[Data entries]
- - - - -

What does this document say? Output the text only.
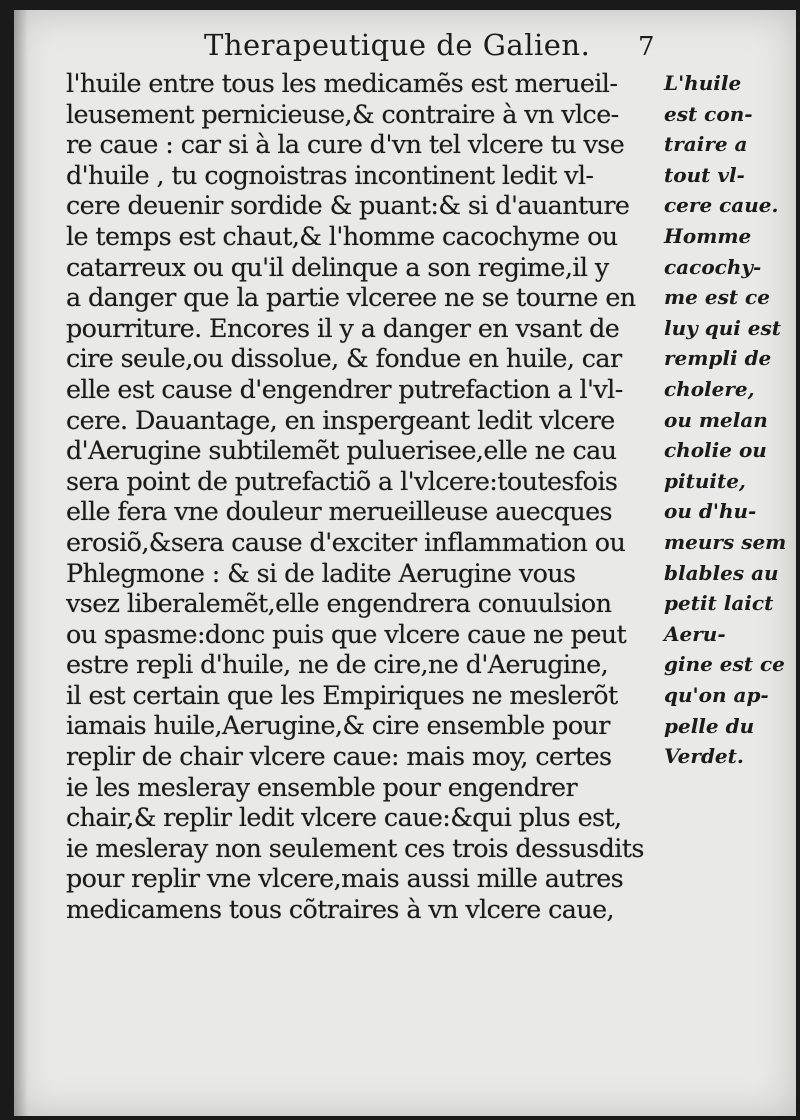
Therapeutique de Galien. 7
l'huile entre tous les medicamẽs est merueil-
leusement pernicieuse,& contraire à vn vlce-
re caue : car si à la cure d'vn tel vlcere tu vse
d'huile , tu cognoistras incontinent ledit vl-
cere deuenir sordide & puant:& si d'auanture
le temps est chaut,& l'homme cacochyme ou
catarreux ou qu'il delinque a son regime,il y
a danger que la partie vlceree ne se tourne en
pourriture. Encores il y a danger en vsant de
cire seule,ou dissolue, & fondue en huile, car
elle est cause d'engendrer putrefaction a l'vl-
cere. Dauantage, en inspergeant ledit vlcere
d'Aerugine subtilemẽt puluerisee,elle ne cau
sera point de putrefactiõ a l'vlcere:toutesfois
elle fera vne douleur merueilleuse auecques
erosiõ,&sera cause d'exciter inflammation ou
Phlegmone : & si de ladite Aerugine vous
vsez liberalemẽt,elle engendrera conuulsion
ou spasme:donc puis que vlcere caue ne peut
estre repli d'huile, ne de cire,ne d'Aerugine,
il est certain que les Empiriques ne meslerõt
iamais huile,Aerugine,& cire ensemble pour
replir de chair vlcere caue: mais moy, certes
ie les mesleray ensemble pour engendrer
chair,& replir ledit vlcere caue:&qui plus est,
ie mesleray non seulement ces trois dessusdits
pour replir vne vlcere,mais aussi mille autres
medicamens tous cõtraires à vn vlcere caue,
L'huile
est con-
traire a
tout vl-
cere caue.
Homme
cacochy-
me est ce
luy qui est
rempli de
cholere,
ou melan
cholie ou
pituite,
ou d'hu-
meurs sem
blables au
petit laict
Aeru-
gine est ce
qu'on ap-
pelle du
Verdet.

- - - - -

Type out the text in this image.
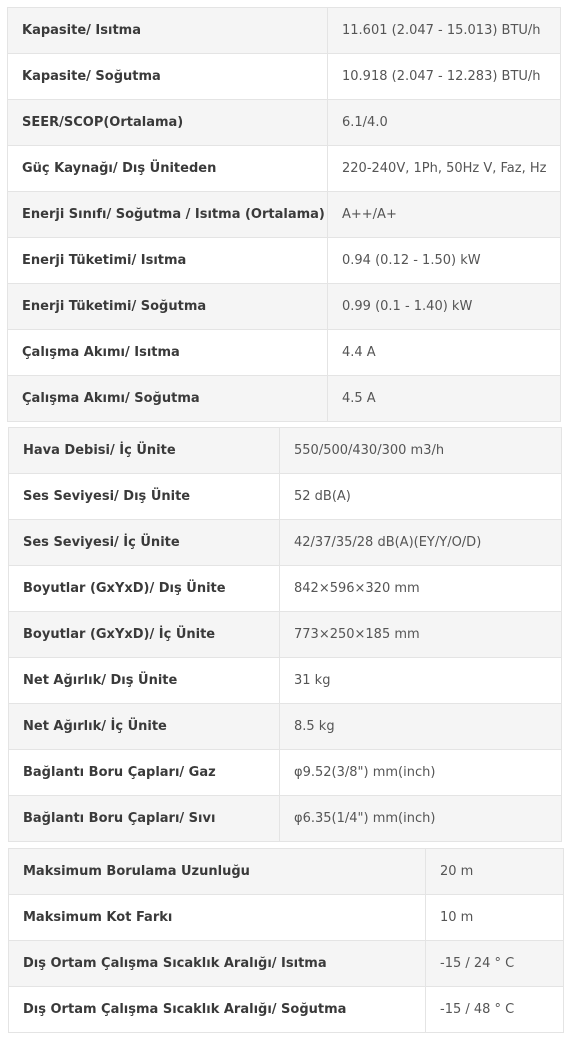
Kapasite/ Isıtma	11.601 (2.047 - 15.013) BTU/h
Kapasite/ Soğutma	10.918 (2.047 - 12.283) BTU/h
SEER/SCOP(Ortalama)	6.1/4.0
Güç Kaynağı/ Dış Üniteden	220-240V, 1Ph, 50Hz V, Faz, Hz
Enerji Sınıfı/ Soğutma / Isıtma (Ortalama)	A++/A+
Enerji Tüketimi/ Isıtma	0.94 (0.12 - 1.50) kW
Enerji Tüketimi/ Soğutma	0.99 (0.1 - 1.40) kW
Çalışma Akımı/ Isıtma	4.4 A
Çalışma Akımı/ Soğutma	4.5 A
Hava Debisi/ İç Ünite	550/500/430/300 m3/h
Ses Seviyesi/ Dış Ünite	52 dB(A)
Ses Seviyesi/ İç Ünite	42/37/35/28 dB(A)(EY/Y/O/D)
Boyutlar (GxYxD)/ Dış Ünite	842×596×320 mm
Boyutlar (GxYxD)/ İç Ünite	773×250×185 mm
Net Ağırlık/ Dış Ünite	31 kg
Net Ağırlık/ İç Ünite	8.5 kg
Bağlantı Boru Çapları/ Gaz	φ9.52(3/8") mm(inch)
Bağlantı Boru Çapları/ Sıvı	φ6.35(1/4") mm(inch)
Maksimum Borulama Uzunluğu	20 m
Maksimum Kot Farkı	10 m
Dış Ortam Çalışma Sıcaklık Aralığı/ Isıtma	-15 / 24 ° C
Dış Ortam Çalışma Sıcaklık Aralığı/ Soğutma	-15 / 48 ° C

- - - - -

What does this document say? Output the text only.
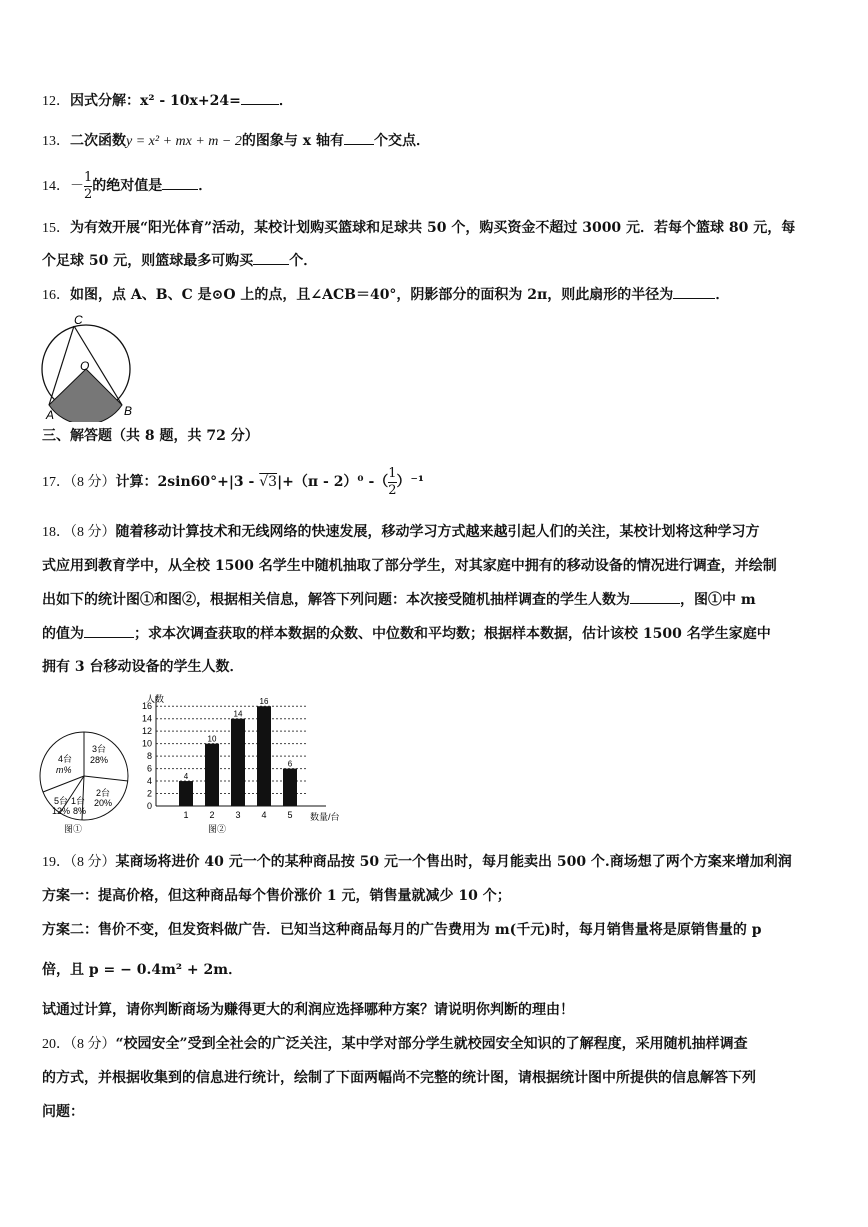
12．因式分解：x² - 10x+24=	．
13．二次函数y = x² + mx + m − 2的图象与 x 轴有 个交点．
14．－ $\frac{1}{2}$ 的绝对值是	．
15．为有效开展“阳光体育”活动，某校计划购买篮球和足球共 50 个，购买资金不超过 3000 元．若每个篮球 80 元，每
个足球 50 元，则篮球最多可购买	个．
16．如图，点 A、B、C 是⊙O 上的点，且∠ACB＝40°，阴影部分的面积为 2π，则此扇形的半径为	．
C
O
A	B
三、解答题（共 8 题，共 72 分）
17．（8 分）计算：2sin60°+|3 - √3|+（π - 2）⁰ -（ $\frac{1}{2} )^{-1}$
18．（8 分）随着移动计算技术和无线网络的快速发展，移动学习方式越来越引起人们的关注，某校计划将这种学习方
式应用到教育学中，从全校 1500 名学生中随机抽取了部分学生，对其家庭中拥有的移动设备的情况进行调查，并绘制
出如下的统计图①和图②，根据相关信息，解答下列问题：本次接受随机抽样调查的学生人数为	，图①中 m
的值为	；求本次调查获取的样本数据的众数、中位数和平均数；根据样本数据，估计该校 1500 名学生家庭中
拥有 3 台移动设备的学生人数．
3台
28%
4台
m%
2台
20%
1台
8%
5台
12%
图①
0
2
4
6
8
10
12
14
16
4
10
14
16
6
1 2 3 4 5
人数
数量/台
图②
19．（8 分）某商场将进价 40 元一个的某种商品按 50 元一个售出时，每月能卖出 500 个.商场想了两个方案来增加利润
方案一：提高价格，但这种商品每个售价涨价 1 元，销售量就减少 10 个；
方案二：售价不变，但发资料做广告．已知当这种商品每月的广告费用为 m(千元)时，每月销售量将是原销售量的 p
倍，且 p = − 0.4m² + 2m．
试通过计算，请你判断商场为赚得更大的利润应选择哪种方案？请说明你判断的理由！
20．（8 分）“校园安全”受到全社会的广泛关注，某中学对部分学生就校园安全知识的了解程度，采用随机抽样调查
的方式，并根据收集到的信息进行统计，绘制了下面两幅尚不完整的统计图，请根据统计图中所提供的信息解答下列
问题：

- - - - -

» **Problem to solve**
Copy the lines from the entries above in which the word "caue" appears.

» **Output for this task**
re caue : car si à la cure d'vn tel vlcere tu vse
ou spasme:donc puis que vlcere caue ne peut
replir de chair vlcere caue: mais moy, certes
chair,& replir ledit vlcere caue:&qui plus est,
medicamens tous cõtraires à vn vlcere caue,
cere caue.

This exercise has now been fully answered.